**OBJETIVO**
Dê continuidade ao texto sobre os decretos dos 100 dias do governo Bolsonaro, a partir da última frase apresentada.

**TRECHO DO TEXTO**
++++++++++++++++++++

Luiz Carlos Azedo: Secos e molhados

“As conversas de Bolsonaro com os líderes do Centrão foram muito protocolares, apesar da aparente informalidade, e muito pouco resolutivas”.
Foto: Marcos Corrêa/PR
Foto: Marcos Corrêa/PR

“As conversas de Bolsonaro com os líderes do Centrão foram muito protocolares, apesar da aparente informalidade, e muito pouco resolutivas”

O presidente Jair Bolsonaro assinou, ontem, 18 decretos para comemorar os 100 dias de governo, entre os quais os projetos de autonomia do Banco Central e de educação domiciliar, muito polêmicos. Após a cerimônia em que anunciou a medida, o ministro da Casa Civil, Onyx Lorenzoni, fez um balanço das realizações do governo, dizendo que o presidente havia cumprido mais do que as 35 metas anunciadas no Plano dos 100 dias. O pacote mistura medidas de grande alcance para a economia com mudanças meramente burocráticas, como num armazém de secos e molhados.

As medidas anunciadas, ontem, também foram incluídas no balanço de realizações. “Existem ações que precisavam estar delimitadas e apresentadas. Como o estudo em casa, a questão do Banco Central. São coisas que vão se prolongar. Nosso compromisso era ter uma ação dentro dos 100 primeiros dias que mostrasse que o governo estava trabalhando nisso”, explicou Lorenzoni. Na avaliação do governo, a reforma da Previdência será aprovada no primeiro semestre deste ano; a reforma tributária será o passo seguinte. “Iniciaremos no segundo semestre a descentralização dos recursos para estados e municípios. Vamos caminhar para uma reforma tributária que simplifique o sistema”, anunciou.

Entre as medidas de maior alcance anunciadas ontem estão a minuta de termo aditivo de revisão do contrato de cessão onerosa, firmado entre a União e a Petrobras em 2010; o projeto de lei complementar que garante autonomia ao Banco Central; e o projeto que será enviado ao Congresso para regulamentar a educação domiciliar, com “requisitos mínimos que os pais ou responsáveis legais deverão cumprir”. Outro projeto padroniza o procedimento adotado para instituições públicas e privadas para a nomeação dos seus dirigentes, passando a prever que os dirigentes e administradores de bancos públicos, como o Banco do Brasil e a Caixa, tenham de ser aprovados pelo Banco Central, usando critérios que serão estabelecidos pelo Conselho Monetário Nacional.

++++++++++++++++++++

**DADOS FORNECIDOS**

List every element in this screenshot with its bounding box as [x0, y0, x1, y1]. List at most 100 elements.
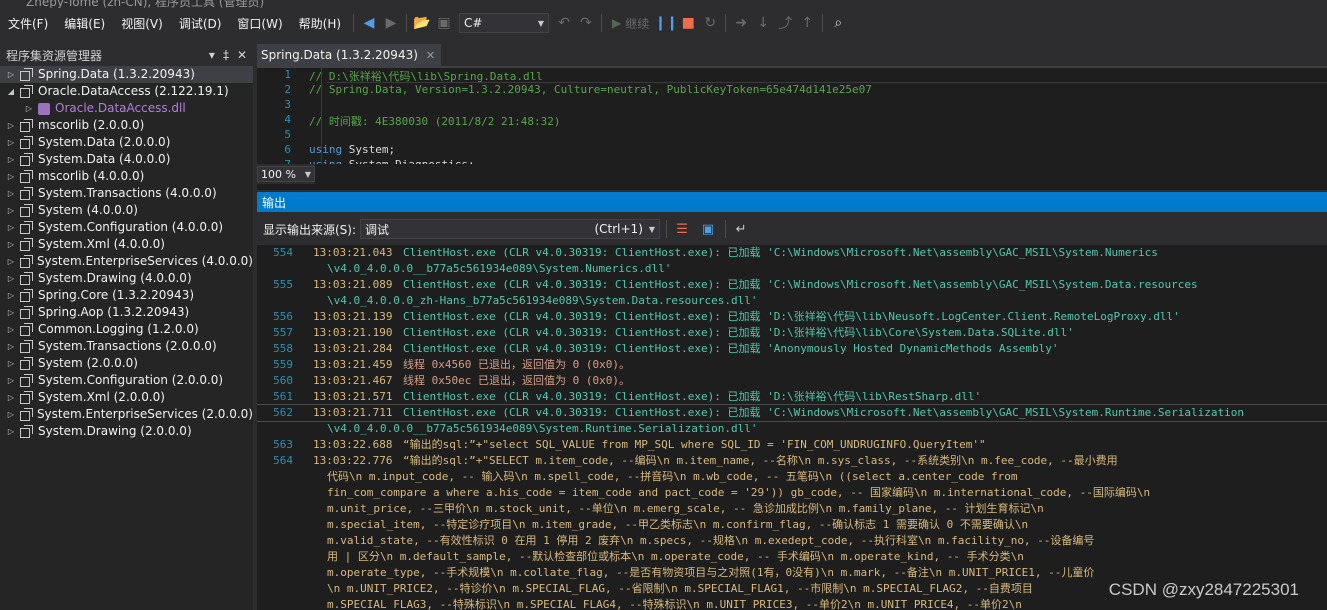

++++++++++++++++++++

**RESULTADO ESPERADO**
O Rubicão do governo, porém, continua sendo a Previdência. Enquanto Bolsonaro fazia o balanço, deputados do chamado Centrão se articulavam na Câmara para inverter a pauta da próxima sessão da Comissão de Constituição e Justiça da Câmara, com objetivo de votar a PEC das emendas impositivas de bancada ao Orçamento da União antes do relatório sobre a reforma da Previdência. Pedem precedência por se tratar de um projeto da própria Casa, que foi alterado no Senado e, por isso mesmo, precisa ser novamente apreciado pelos deputados, antes de ser promulgado.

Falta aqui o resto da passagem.